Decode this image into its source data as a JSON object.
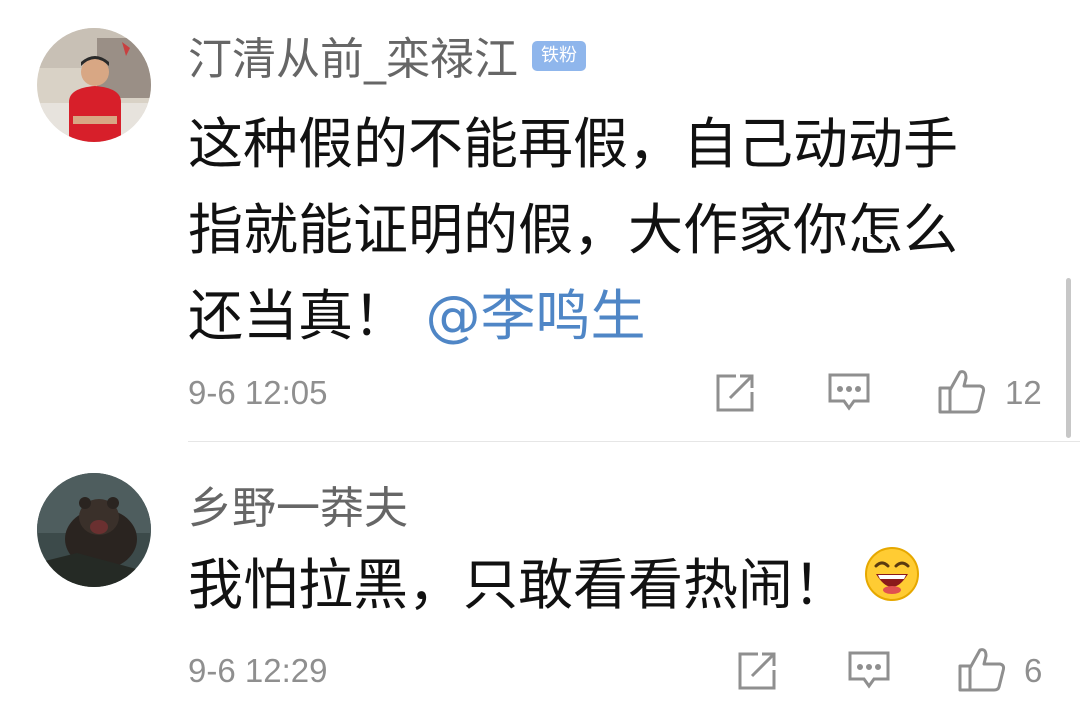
{
  "comments": [
    {
      "username": "汀清从前_栾禄江",
      "badge": "铁粉",
      "text_lines": [
        "这种假的不能再假，自己动动手",
        "指就能证明的假，大作家你怎么",
        "还当真！"
      ],
      "mention": "@李鸣生",
      "time": "9-6 12:05",
      "like_count": "12"
    },
    {
      "username": "乡野一莽夫",
      "text": "我怕拉黑，只敢看看热闹！",
      "emoji": "laughing-face-emoji",
      "time": "9-6 12:29",
      "like_count": "6"
    }
  ],
  "icons": {
    "share": "share-icon",
    "reply": "reply-icon",
    "like": "thumbs-up-icon"
  },
  "colors": {
    "username": "#666666",
    "text": "#111111",
    "mention": "#4f86c6",
    "meta": "#8f8f8f",
    "badge_bg": "#8fb6ec"
  }
}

::::::::::

What you need to do – Extract the entries in full, exactly as they are, minus the pictures.

Output of the exercise –
Decode this image into its source data as a JSON object.
{
  "comments": [
    {
      "username": "汀清从前_栾禄江",
      "badge": "铁粉",
      "text_lines": [
        "这种假的不能再假，自己动动手",
        "指就能证明的假，大作家你怎么",
        "还当真！"
      ],
      "mention": "@李鸣生",
      "time": "9-6 12:05",
      "like_count": "12"
    },
    {
      "username": "乡野一莽夫",
      "text": "我怕拉黑，只敢看看热闹！",
      "emoji": "laughing-face-emoji",
      "time": "9-6 12:29",
      "like_count": "6"
    }
  ],
  "icons": {
    "share": "share-icon",
    "reply": "reply-icon",
    "like": "thumbs-up-icon"
  },
  "colors": {
    "username": "#666666",
    "text": "#111111",
    "mention": "#4f86c6",
    "meta": "#8f8f8f",
    "badge_bg": "#8fb6ec"
  }
}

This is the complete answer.